*PAGE EXCERPT*
..............................

Find the numbers a and b such that $\lim\limits_{x \to 0}\frac{\sqrt{ax+b}-4}{x}=1$.

The concept I was testing was for students to realize that, since the limit exists but the denominator approaches 0, the numerator must also approach 0, i.e.

$\lim\limits_{x \to 0}{\sqrt{ax+b}-4}=0$.

Instead, some of my students made a different argument which seems a bit off to me. I don't want to tell them that their thinking is correct without being able to supply a justification for it. Note that, due to constraints in time and curriculum, we don't cover the definition of a limit (but I will gladly take an epsilon-delta proof if someone can supply one). I'm thinking, more likely, that there is a counter-example and if anyone can supply one I will be grateful. The student argument goes like this:

Consider $\lim\limits_{x \to 0}\frac{x}{x}$ We know that that limit has a value of 1. Note that the limit of the denominator is zero, i.e., $\lim\limits_{x \to 0}{x} = 0$

Since $\lim\limits_{x \to 0}\frac{\sqrt{ax+b}-4}{x}$ has the same value as $\lim\limits_{x \to 0}\frac{x}{x}$, and since the denominators of both expressions are equal and their limits are equal, we can say that the limit of the numerators must be equal, i.e. $\lim\limits_{x \to 0}{\sqrt{ax+b}-4} = \lim\limits_{x \to 0}{x}$.

..............................

*GIVEN DATA*
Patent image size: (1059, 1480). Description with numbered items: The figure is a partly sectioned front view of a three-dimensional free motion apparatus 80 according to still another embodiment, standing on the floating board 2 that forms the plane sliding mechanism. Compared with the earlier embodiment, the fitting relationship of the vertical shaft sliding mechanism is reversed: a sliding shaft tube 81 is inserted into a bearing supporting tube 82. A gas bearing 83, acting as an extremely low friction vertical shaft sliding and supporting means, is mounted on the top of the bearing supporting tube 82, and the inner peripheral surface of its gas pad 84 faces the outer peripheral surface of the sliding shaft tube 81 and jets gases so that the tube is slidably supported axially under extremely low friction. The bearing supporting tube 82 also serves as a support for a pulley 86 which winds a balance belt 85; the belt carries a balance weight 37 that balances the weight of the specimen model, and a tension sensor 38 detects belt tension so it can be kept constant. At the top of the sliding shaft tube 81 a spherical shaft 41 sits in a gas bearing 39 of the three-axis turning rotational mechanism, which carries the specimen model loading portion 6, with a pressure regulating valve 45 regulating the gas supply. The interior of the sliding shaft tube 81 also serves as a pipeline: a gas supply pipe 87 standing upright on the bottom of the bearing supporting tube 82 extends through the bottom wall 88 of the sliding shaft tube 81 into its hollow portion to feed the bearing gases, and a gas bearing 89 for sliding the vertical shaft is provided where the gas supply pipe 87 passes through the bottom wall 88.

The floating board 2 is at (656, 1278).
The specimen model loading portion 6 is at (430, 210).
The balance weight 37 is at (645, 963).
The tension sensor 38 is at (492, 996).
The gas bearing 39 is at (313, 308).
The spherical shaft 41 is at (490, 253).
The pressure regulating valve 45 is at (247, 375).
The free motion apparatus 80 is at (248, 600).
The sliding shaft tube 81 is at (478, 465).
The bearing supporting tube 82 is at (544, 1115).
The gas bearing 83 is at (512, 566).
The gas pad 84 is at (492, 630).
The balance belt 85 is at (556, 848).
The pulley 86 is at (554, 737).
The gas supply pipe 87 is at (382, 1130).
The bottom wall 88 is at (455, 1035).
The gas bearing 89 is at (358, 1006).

..............................

*WHAT TO WORK ON*
1/ Write out each distinct limit expression that appears in the forum post about the student limit argument, giving each one only once.
2/ Carry on the forum post about the student limit argument, starting right after its last sentence.

*TASK-BY-TASK OUTPUTS*
1/
1. lim as x → 0 of (√(ax + b) − 4)/x
2. lim as x → 0 of (√(ax + b) − 4)
3. lim as x → 0 of x/x
4. lim as x → 0 of x

2/
From there, they arrive at the same result which I had intended by solving the limit on the right side of the equation. But something about this argument bothers me and I'm not certain what it is; perhaps it's because it is so specific in that the limit has to be going to zero, both denominators are just the identity function, and the original limit of the algebraic expressions is 1.

If I had made the original limit equal to 2, then could they have used their argument only changing the considered function from $\frac{x}{x}$ to $\frac{2x}{x}$? I feel like...maybe?

Anyway, can anyone provide a counter-example to this specific example of a limit approaching zero of a fractional expression whose denominators are identical, and where both approach zero, and the limit of the entire fractional expression is 1? Is there a counter-example, or can it be proven that this will always work? And then what about extrapolating it to when the limit of the original is an arbitrary constant k? And then when the denominators are unequal functions but both approach zero?

Thank you everyone for your help! I'm very big on rigorous explanations in my math classes (to the point where they can be made...I do an optional epsilon-delta lesson after school for those who are interested) and I'd like to either be able to tell my students that they are correct, or show them a counter-example. Thank you!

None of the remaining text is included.